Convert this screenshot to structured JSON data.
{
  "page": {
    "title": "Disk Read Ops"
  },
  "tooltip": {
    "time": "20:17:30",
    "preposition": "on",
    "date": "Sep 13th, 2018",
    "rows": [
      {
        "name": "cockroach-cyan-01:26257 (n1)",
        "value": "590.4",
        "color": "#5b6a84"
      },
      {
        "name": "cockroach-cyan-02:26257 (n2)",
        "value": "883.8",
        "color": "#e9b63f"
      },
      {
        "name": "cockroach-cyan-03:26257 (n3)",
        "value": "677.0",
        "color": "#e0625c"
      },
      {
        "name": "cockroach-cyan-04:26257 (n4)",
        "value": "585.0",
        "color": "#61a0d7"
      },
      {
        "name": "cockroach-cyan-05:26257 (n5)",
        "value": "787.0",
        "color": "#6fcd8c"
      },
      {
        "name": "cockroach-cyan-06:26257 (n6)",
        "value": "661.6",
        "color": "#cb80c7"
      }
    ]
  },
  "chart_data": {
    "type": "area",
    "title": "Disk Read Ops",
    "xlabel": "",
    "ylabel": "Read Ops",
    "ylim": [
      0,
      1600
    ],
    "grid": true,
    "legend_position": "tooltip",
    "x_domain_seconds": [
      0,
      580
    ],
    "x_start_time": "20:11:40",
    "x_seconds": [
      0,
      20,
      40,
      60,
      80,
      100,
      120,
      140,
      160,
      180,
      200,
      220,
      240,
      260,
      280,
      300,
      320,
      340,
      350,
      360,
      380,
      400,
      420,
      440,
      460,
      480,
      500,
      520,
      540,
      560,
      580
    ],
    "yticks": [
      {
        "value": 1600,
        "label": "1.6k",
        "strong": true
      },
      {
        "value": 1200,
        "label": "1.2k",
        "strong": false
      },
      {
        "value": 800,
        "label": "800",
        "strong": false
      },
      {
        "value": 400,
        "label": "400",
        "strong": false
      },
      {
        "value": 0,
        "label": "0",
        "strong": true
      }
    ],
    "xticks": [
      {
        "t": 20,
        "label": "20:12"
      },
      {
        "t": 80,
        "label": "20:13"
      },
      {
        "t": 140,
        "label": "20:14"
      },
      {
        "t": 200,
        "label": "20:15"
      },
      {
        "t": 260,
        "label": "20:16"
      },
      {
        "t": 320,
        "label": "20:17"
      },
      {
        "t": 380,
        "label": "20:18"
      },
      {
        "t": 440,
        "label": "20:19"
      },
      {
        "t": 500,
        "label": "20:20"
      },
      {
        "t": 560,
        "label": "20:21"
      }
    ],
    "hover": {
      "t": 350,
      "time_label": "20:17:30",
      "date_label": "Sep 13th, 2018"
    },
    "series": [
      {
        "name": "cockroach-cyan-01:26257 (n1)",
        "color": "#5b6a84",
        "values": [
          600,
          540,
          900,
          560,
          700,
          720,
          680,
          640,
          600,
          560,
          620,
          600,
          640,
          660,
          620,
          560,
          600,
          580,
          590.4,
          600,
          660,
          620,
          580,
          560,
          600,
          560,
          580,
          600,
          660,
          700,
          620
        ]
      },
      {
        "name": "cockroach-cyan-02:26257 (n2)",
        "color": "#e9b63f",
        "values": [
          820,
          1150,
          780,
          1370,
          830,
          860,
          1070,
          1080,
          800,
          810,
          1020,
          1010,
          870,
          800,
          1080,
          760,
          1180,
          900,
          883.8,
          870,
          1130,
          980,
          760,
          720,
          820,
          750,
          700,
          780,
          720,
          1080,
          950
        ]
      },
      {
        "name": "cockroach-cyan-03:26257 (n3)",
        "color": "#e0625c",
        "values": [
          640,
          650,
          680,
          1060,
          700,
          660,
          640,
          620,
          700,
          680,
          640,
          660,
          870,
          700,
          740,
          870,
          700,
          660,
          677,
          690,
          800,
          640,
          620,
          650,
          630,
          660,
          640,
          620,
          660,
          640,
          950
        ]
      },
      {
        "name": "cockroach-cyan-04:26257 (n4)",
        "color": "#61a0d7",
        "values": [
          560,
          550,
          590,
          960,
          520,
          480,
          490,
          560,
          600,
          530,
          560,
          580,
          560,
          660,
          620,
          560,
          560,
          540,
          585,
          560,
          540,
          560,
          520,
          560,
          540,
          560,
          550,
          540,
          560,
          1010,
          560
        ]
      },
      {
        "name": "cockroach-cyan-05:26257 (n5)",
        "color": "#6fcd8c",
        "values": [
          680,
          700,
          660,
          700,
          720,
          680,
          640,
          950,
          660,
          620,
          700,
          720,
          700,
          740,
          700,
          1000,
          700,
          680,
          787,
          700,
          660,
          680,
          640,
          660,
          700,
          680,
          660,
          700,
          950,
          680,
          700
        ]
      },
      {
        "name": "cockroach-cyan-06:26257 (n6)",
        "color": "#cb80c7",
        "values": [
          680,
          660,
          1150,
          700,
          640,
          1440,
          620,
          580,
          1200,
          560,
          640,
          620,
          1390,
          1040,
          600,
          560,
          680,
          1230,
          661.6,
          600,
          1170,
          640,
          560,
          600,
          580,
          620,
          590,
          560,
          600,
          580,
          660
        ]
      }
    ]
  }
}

————

• **PROBLEM TO SOLVE**
Set down all of the entries exactly, please.

• **EXERCISE ANSWER**
Convert this screenshot to structured JSON data.
{
  "page": {
    "title": "Disk Read Ops"
  },
  "tooltip": {
    "time": "20:17:30",
    "preposition": "on",
    "date": "Sep 13th, 2018",
    "rows": [
      {
        "name": "cockroach-cyan-01:26257 (n1)",
        "value": "590.4",
        "color": "#5b6a84"
      },
      {
        "name": "cockroach-cyan-02:26257 (n2)",
        "value": "883.8",
        "color": "#e9b63f"
      },
      {
        "name": "cockroach-cyan-03:26257 (n3)",
        "value": "677.0",
        "color": "#e0625c"
      },
      {
        "name": "cockroach-cyan-04:26257 (n4)",
        "value": "585.0",
        "color": "#61a0d7"
      },
      {
        "name": "cockroach-cyan-05:26257 (n5)",
        "value": "787.0",
        "color": "#6fcd8c"
      },
      {
        "name": "cockroach-cyan-06:26257 (n6)",
        "value": "661.6",
        "color": "#cb80c7"
      }
    ]
  },
  "chart_data": {
    "type": "area",
    "title": "Disk Read Ops",
    "xlabel": "",
    "ylabel": "Read Ops",
    "ylim": [
      0,
      1600
    ],
    "grid": true,
    "legend_position": "tooltip",
    "x_domain_seconds": [
      0,
      580
    ],
    "x_start_time": "20:11:40",
    "x_seconds": [
      0,
      20,
      40,
      60,
      80,
      100,
      120,
      140,
      160,
      180,
      200,
      220,
      240,
      260,
      280,
      300,
      320,
      340,
      350,
      360,
      380,
      400,
      420,
      440,
      460,
      480,
      500,
      520,
      540,
      560,
      580
    ],
    "yticks": [
      {
        "value": 1600,
        "label": "1.6k",
        "strong": true
      },
      {
        "value": 1200,
        "label": "1.2k",
        "strong": false
      },
      {
        "value": 800,
        "label": "800",
        "strong": false
      },
      {
        "value": 400,
        "label": "400",
        "strong": false
      },
      {
        "value": 0,
        "label": "0",
        "strong": true
      }
    ],
    "xticks": [
      {
        "t": 20,
        "label": "20:12"
      },
      {
        "t": 80,
        "label": "20:13"
      },
      {
        "t": 140,
        "label": "20:14"
      },
      {
        "t": 200,
        "label": "20:15"
      },
      {
        "t": 260,
        "label": "20:16"
      },
      {
        "t": 320,
        "label": "20:17"
      },
      {
        "t": 380,
        "label": "20:18"
      },
      {
        "t": 440,
        "label": "20:19"
      },
      {
        "t": 500,
        "label": "20:20"
      },
      {
        "t": 560,
        "label": "20:21"
      }
    ],
    "hover": {
      "t": 350,
      "time_label": "20:17:30",
      "date_label": "Sep 13th, 2018"
    },
    "series": [
      {
        "name": "cockroach-cyan-01:26257 (n1)",
        "color": "#5b6a84",
        "values": [
          600,
          540,
          900,
          560,
          700,
          720,
          680,
          640,
          600,
          560,
          620,
          600,
          640,
          660,
          620,
          560,
          600,
          580,
          590.4,
          600,
          660,
          620,
          580,
          560,
          600,
          560,
          580,
          600,
          660,
          700,
          620
        ]
      },
      {
        "name": "cockroach-cyan-02:26257 (n2)",
        "color": "#e9b63f",
        "values": [
          820,
          1150,
          780,
          1370,
          830,
          860,
          1070,
          1080,
          800,
          810,
          1020,
          1010,
          870,
          800,
          1080,
          760,
          1180,
          900,
          883.8,
          870,
          1130,
          980,
          760,
          720,
          820,
          750,
          700,
          780,
          720,
          1080,
          950
        ]
      },
      {
        "name": "cockroach-cyan-03:26257 (n3)",
        "color": "#e0625c",
        "values": [
          640,
          650,
          680,
          1060,
          700,
          660,
          640,
          620,
          700,
          680,
          640,
          660,
          870,
          700,
          740,
          870,
          700,
          660,
          677,
          690,
          800,
          640,
          620,
          650,
          630,
          660,
          640,
          620,
          660,
          640,
          950
        ]
      },
      {
        "name": "cockroach-cyan-04:26257 (n4)",
        "color": "#61a0d7",
        "values": [
          560,
          550,
          590,
          960,
          520,
          480,
          490,
          560,
          600,
          530,
          560,
          580,
          560,
          660,
          620,
          560,
          560,
          540,
          585,
          560,
          540,
          560,
          520,
          560,
          540,
          560,
          550,
          540,
          560,
          1010,
          560
        ]
      },
      {
        "name": "cockroach-cyan-05:26257 (n5)",
        "color": "#6fcd8c",
        "values": [
          680,
          700,
          660,
          700,
          720,
          680,
          640,
          950,
          660,
          620,
          700,
          720,
          700,
          740,
          700,
          1000,
          700,
          680,
          787,
          700,
          660,
          680,
          640,
          660,
          700,
          680,
          660,
          700,
          950,
          680,
          700
        ]
      },
      {
        "name": "cockroach-cyan-06:26257 (n6)",
        "color": "#cb80c7",
        "values": [
          680,
          660,
          1150,
          700,
          640,
          1440,
          620,
          580,
          1200,
          560,
          640,
          620,
          1390,
          1040,
          600,
          560,
          680,
          1230,
          661.6,
          600,
          1170,
          640,
          560,
          600,
          580,
          620,
          590,
          560,
          600,
          580,
          660
        ]
      }
    ]
  }
}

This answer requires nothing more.